Exercise requirements | Copy each line of the entries beneath that contains the word "Årligt".
::: Dataset extract
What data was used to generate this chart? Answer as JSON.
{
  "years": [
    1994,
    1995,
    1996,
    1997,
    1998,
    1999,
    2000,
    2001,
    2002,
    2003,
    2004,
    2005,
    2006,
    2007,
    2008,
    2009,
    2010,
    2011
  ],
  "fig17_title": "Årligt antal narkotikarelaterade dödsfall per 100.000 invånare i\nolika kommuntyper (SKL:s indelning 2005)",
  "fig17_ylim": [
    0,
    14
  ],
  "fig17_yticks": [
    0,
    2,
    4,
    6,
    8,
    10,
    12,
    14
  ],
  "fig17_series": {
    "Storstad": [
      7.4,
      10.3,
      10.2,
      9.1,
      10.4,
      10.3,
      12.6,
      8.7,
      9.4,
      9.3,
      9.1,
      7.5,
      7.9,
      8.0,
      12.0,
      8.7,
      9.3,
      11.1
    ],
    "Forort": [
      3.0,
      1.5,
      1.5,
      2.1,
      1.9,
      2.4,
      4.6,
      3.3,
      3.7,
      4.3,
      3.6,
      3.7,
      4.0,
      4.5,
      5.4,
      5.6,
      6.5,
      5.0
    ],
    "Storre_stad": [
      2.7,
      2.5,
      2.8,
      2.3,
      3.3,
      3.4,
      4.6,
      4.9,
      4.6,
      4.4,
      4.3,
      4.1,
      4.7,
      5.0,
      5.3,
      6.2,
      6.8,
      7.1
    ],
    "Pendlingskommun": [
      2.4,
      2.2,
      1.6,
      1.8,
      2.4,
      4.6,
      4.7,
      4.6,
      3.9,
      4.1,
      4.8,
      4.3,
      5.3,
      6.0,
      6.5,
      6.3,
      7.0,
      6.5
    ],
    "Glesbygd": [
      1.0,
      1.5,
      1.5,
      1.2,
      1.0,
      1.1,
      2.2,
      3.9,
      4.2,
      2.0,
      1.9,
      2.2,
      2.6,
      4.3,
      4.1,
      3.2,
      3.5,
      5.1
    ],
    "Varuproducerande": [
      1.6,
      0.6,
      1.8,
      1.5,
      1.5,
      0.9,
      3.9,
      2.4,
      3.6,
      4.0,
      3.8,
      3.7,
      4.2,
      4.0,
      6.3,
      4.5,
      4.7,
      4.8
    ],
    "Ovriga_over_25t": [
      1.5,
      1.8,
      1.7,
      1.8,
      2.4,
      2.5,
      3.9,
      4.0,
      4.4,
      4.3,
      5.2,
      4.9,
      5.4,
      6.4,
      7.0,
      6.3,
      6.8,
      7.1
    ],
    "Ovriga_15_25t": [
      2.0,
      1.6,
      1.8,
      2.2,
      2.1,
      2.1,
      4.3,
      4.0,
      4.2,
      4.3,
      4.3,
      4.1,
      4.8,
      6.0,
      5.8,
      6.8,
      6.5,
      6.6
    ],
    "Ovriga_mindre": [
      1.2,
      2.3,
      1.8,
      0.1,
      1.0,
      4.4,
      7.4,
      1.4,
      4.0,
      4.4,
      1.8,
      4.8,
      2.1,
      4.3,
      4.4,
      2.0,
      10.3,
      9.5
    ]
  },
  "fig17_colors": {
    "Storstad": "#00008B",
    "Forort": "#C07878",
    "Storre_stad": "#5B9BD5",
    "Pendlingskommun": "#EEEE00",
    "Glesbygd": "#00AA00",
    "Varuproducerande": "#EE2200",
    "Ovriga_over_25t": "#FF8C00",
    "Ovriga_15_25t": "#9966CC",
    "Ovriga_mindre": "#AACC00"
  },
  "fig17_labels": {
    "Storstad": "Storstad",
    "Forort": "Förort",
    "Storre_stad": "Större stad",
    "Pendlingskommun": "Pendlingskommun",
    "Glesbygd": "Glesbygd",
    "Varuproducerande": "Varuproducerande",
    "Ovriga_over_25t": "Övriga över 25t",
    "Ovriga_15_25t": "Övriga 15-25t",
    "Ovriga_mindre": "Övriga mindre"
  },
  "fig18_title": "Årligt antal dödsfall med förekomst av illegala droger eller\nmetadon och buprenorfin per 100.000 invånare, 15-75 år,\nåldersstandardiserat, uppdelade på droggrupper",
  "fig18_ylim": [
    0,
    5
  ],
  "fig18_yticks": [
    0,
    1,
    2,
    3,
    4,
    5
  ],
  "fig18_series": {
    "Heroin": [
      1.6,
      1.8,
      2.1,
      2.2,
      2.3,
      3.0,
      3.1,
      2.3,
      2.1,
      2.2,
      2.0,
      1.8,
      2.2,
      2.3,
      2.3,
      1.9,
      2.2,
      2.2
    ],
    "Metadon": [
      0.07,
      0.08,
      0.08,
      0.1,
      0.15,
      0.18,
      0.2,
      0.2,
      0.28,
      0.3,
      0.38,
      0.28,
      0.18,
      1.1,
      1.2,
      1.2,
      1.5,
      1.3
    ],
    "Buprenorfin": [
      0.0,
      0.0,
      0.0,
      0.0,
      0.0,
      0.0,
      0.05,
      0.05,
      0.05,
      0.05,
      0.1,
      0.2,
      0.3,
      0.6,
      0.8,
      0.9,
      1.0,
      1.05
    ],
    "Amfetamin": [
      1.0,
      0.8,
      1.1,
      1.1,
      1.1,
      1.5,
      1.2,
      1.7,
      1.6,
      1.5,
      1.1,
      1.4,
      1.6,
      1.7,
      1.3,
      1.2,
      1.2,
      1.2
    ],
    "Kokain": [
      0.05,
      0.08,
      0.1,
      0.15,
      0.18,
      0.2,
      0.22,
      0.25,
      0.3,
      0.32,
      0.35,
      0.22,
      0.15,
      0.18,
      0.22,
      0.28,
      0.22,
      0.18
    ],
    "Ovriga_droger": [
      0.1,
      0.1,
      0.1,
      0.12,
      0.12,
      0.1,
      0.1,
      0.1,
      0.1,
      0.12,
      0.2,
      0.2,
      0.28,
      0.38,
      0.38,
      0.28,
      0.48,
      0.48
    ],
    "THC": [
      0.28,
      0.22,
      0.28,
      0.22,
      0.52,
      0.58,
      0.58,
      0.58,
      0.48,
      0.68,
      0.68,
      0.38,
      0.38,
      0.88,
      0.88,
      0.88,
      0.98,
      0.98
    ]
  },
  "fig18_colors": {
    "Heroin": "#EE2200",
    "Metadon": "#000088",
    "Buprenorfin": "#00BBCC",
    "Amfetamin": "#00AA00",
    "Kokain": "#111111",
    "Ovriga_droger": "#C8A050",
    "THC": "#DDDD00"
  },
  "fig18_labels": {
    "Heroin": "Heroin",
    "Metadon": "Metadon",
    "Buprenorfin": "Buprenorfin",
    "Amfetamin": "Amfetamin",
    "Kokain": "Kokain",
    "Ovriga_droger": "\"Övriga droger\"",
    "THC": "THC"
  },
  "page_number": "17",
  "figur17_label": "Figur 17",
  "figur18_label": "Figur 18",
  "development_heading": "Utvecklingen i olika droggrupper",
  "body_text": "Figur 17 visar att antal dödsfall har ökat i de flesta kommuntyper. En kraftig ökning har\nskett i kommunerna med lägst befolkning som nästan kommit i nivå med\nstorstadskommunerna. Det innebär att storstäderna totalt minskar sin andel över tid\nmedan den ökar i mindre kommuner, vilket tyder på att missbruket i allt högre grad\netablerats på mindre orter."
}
::::::
Exercise solution |
  "fig17_title": "Årligt antal narkotikarelaterade dödsfall per 100.000 invånare i\nolika kommuntyper (SKL:s indelning 2005)",
  "fig18_title": "Årligt antal dödsfall med förekomst av illegala droger eller\nmetadon och buprenorfin per 100.000 invånare, 15-75 år,\nåldersstandardiserat, uppdelade på droggrupper",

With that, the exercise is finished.